_Work required_: Below is a listing; copy all of it exactly.

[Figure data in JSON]
———
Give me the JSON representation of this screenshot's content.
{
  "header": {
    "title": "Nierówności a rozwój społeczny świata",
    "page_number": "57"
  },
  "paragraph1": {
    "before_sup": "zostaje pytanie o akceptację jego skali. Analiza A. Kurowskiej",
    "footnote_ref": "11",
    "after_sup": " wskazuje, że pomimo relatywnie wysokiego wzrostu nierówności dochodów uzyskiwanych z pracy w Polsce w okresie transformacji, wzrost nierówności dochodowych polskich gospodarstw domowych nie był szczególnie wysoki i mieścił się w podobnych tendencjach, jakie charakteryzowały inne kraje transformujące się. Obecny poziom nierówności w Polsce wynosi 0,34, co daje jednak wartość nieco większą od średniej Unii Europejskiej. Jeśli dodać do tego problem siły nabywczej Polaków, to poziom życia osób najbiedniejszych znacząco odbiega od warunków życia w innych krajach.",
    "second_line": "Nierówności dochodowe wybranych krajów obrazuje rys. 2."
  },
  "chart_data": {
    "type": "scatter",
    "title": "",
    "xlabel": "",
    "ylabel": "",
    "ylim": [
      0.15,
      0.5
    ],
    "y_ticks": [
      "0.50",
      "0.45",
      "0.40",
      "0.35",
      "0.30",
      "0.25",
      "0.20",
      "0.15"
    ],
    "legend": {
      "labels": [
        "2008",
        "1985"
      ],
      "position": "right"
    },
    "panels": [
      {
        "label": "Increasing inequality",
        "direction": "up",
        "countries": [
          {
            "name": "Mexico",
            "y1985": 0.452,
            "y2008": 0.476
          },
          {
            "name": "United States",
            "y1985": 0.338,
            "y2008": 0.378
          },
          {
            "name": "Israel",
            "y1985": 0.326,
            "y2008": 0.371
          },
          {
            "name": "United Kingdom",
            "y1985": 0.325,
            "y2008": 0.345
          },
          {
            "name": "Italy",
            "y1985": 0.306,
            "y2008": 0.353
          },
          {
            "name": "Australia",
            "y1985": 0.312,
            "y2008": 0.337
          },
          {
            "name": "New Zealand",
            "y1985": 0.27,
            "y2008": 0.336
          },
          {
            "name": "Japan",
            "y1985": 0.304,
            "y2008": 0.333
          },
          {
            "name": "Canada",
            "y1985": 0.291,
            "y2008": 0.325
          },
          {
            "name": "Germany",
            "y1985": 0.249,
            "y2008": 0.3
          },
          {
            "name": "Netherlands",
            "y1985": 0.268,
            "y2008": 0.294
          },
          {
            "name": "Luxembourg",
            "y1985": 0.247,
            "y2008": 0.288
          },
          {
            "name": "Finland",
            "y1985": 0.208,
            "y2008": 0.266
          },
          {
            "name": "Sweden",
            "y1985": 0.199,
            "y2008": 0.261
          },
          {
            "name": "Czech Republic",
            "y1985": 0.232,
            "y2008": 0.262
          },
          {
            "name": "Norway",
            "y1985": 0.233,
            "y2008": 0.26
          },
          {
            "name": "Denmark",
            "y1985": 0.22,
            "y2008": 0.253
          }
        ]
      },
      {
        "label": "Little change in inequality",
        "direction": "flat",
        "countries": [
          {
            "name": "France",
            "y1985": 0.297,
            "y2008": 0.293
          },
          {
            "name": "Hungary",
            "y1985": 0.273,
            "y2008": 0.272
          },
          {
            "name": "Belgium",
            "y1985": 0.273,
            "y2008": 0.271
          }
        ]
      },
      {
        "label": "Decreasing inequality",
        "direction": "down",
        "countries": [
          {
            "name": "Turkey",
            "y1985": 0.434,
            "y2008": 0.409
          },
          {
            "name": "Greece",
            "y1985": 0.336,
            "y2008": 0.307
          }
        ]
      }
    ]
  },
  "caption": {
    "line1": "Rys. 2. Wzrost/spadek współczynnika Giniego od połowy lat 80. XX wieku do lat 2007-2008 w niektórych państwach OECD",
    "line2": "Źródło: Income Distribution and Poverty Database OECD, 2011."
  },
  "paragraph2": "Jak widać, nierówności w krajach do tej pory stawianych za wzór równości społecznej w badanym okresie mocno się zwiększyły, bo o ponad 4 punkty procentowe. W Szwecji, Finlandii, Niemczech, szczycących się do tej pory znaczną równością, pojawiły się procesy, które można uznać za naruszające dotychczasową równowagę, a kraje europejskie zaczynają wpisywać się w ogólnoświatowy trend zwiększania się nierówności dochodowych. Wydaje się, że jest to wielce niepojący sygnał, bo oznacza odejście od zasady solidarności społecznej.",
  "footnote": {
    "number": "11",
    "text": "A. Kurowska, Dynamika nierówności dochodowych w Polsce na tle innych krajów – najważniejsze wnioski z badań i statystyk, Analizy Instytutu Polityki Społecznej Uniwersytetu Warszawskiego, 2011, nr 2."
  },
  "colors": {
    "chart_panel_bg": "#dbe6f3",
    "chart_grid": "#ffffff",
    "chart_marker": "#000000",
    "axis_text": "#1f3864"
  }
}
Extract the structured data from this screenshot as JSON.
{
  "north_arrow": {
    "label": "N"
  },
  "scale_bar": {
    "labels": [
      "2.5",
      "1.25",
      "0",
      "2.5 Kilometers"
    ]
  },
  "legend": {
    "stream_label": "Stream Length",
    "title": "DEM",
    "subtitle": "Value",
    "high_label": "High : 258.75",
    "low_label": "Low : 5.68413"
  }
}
———
_Exercise answer_:
Give me the JSON representation of this screenshot's content.
{
  "header": {
    "title": "Nierówności a rozwój społeczny świata",
    "page_number": "57"
  },
  "paragraph1": {
    "before_sup": "zostaje pytanie o akceptację jego skali. Analiza A. Kurowskiej",
    "footnote_ref": "11",
    "after_sup": " wskazuje, że pomimo relatywnie wysokiego wzrostu nierówności dochodów uzyskiwanych z pracy w Polsce w okresie transformacji, wzrost nierówności dochodowych polskich gospodarstw domowych nie był szczególnie wysoki i mieścił się w podobnych tendencjach, jakie charakteryzowały inne kraje transformujące się. Obecny poziom nierówności w Polsce wynosi 0,34, co daje jednak wartość nieco większą od średniej Unii Europejskiej. Jeśli dodać do tego problem siły nabywczej Polaków, to poziom życia osób najbiedniejszych znacząco odbiega od warunków życia w innych krajach.",
    "second_line": "Nierówności dochodowe wybranych krajów obrazuje rys. 2."
  },
  "chart_data": {
    "type": "scatter",
    "title": "",
    "xlabel": "",
    "ylabel": "",
    "ylim": [
      0.15,
      0.5
    ],
    "y_ticks": [
      "0.50",
      "0.45",
      "0.40",
      "0.35",
      "0.30",
      "0.25",
      "0.20",
      "0.15"
    ],
    "legend": {
      "labels": [
        "2008",
        "1985"
      ],
      "position": "right"
    },
    "panels": [
      {
        "label": "Increasing inequality",
        "direction": "up",
        "countries": [
          {
            "name": "Mexico",
            "y1985": 0.452,
            "y2008": 0.476
          },
          {
            "name": "United States",
            "y1985": 0.338,
            "y2008": 0.378
          },
          {
            "name": "Israel",
            "y1985": 0.326,
            "y2008": 0.371
          },
          {
            "name": "United Kingdom",
            "y1985": 0.325,
            "y2008": 0.345
          },
          {
            "name": "Italy",
            "y1985": 0.306,
            "y2008": 0.353
          },
          {
            "name": "Australia",
            "y1985": 0.312,
            "y2008": 0.337
          },
          {
            "name": "New Zealand",
            "y1985": 0.27,
            "y2008": 0.336
          },
          {
            "name": "Japan",
            "y1985": 0.304,
            "y2008": 0.333
          },
          {
            "name": "Canada",
            "y1985": 0.291,
            "y2008": 0.325
          },
          {
            "name": "Germany",
            "y1985": 0.249,
            "y2008": 0.3
          },
          {
            "name": "Netherlands",
            "y1985": 0.268,
            "y2008": 0.294
          },
          {
            "name": "Luxembourg",
            "y1985": 0.247,
            "y2008": 0.288
          },
          {
            "name": "Finland",
            "y1985": 0.208,
            "y2008": 0.266
          },
          {
            "name": "Sweden",
            "y1985": 0.199,
            "y2008": 0.261
          },
          {
            "name": "Czech Republic",
            "y1985": 0.232,
            "y2008": 0.262
          },
          {
            "name": "Norway",
            "y1985": 0.233,
            "y2008": 0.26
          },
          {
            "name": "Denmark",
            "y1985": 0.22,
            "y2008": 0.253
          }
        ]
      },
      {
        "label": "Little change in inequality",
        "direction": "flat",
        "countries": [
          {
            "name": "France",
            "y1985": 0.297,
            "y2008": 0.293
          },
          {
            "name": "Hungary",
            "y1985": 0.273,
            "y2008": 0.272
          },
          {
            "name": "Belgium",
            "y1985": 0.273,
            "y2008": 0.271
          }
        ]
      },
      {
        "label": "Decreasing inequality",
        "direction": "down",
        "countries": [
          {
            "name": "Turkey",
            "y1985": 0.434,
            "y2008": 0.409
          },
          {
            "name": "Greece",
            "y1985": 0.336,
            "y2008": 0.307
          }
        ]
      }
    ]
  },
  "caption": {
    "line1": "Rys. 2. Wzrost/spadek współczynnika Giniego od połowy lat 80. XX wieku do lat 2007-2008 w niektórych państwach OECD",
    "line2": "Źródło: Income Distribution and Poverty Database OECD, 2011."
  },
  "paragraph2": "Jak widać, nierówności w krajach do tej pory stawianych za wzór równości społecznej w badanym okresie mocno się zwiększyły, bo o ponad 4 punkty procentowe. W Szwecji, Finlandii, Niemczech, szczycących się do tej pory znaczną równością, pojawiły się procesy, które można uznać za naruszające dotychczasową równowagę, a kraje europejskie zaczynają wpisywać się w ogólnoświatowy trend zwiększania się nierówności dochodowych. Wydaje się, że jest to wielce niepojący sygnał, bo oznacza odejście od zasady solidarności społecznej.",
  "footnote": {
    "number": "11",
    "text": "A. Kurowska, Dynamika nierówności dochodowych w Polsce na tle innych krajów – najważniejsze wnioski z badań i statystyk, Analizy Instytutu Polityki Społecznej Uniwersytetu Warszawskiego, 2011, nr 2."
  },
  "colors": {
    "chart_panel_bg": "#dbe6f3",
    "chart_grid": "#ffffff",
    "chart_marker": "#000000",
    "axis_text": "#1f3864"
  }
}
Extract the structured data from this screenshot as JSON.
{
  "north_arrow": {
    "label": "N"
  },
  "scale_bar": {
    "labels": [
      "2.5",
      "1.25",
      "0",
      "2.5 Kilometers"
    ]
  },
  "legend": {
    "stream_label": "Stream Length",
    "title": "DEM",
    "subtitle": "Value",
    "high_label": "High : 258.75",
    "low_label": "Low : 5.68413"
  }
}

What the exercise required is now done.